RAW RECORDS:
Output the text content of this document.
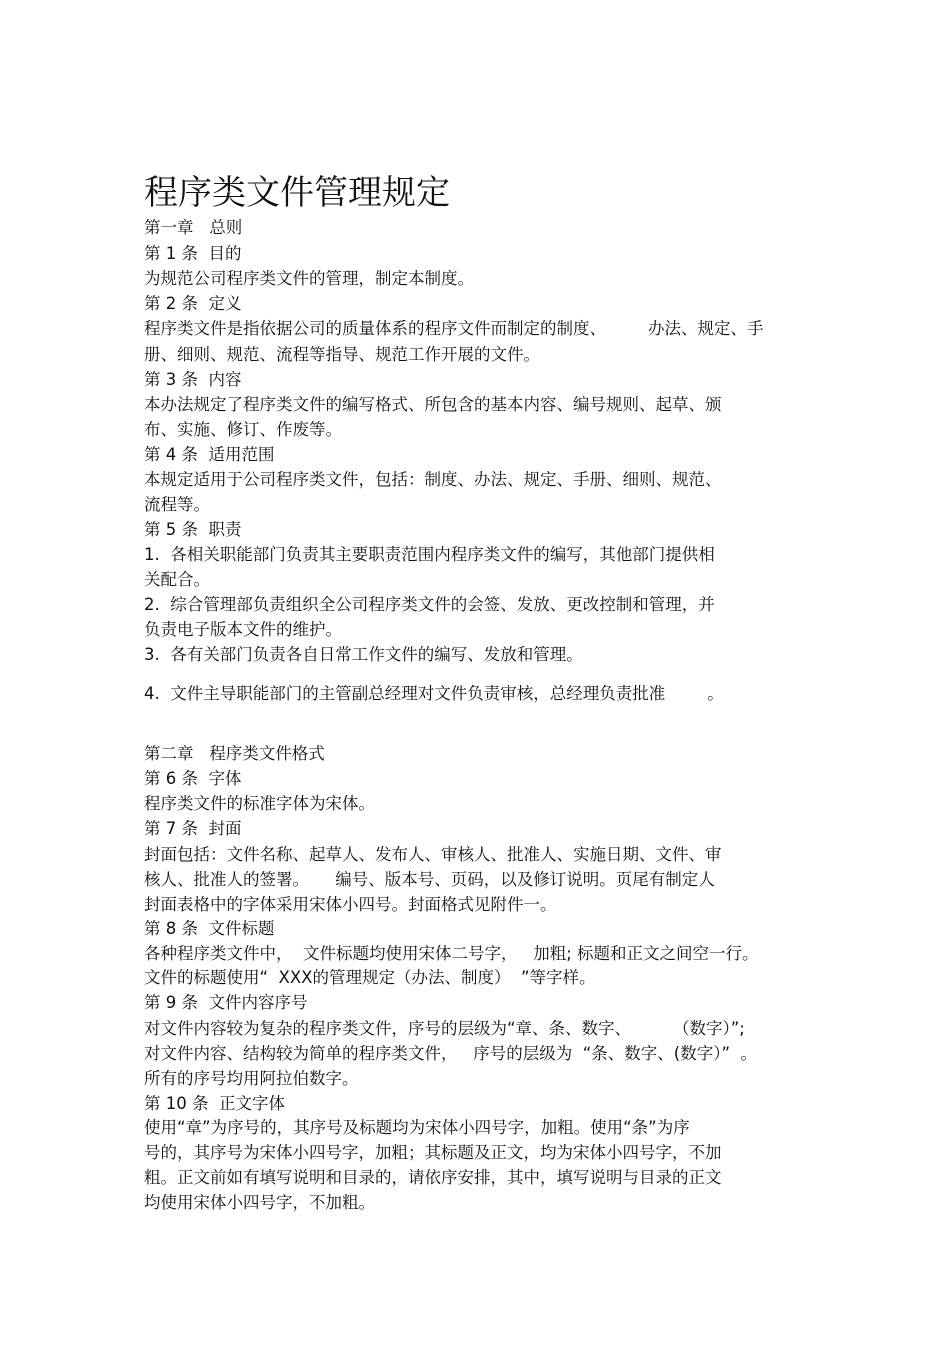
程序类文件管理规定
第一章   总则
第 1 条  目的
为规范公司程序类文件的管理，制定本制度。
第 2 条  定义
程序类文件是指依据公司的质量体系的程序文件而制定的制度、        办法、规定、手
册、细则、规范、流程等指导、规范工作开展的文件。
第 3 条  内容
本办法规定了程序类文件的编写格式、所包含的基本内容、编号规则、起草、颁
布、实施、修订、作废等。
第 4 条  适用范围
本规定适用于公司程序类文件，包括：制度、办法、规定、手册、细则、规范、
流程等。
第 5 条  职责
1.  各相关职能部门负责其主要职责范围内程序类文件的编写，其他部门提供相
关配合。
2.  综合管理部负责组织全公司程序类文件的会签、发放、更改控制和管理，并
负责电子版本文件的维护。
3.  各有关部门负责各自日常工作文件的编写、发放和管理。
4.  文件主导职能部门的主管副总经理对文件负责审核，总经理负责批准        。
第二章   程序类文件格式
第 6 条  字体
程序类文件的标准字体为宋体。
第 7 条  封面
封面包括：文件名称、起草人、发布人、审核人、批准人、实施日期、文件、审
核人、批准人的签署。     编号、版本号、页码，以及修订说明。页尾有制定人
封面表格中的字体采用宋体小四号。封面格式见附件一。
第 8 条  文件标题
各种程序类文件中，  文件标题均使用宋体二号字，   加粗; 标题和正文之间空一行。
文件的标题使用“  XXX的管理规定（办法、制度）  ”等字样。
第 9 条  文件内容序号
对文件内容较为复杂的程序类文件，序号的层级为“章、条、数字、        （数字）”;
对文件内容、结构较为简单的程序类文件，   序号的层级为  “条、数字、(数字）”  。
所有的序号均用阿拉伯数字。
第 10 条  正文字体
使用“章”为序号的，其序号及标题均为宋体小四号字，加粗。使用“条”为序
号的，其序号为宋体小四号字，加粗；其标题及正文，均为宋体小四号字，不加
粗。正文前如有填写说明和目录的，请依序安排，其中，填写说明与目录的正文
均使用宋体小四号字，不加粗。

EXERCISE REQUIREMENTS: Give only the number of lines in the records that include the word "序号的层级为".

EXERCISE RESULT: 2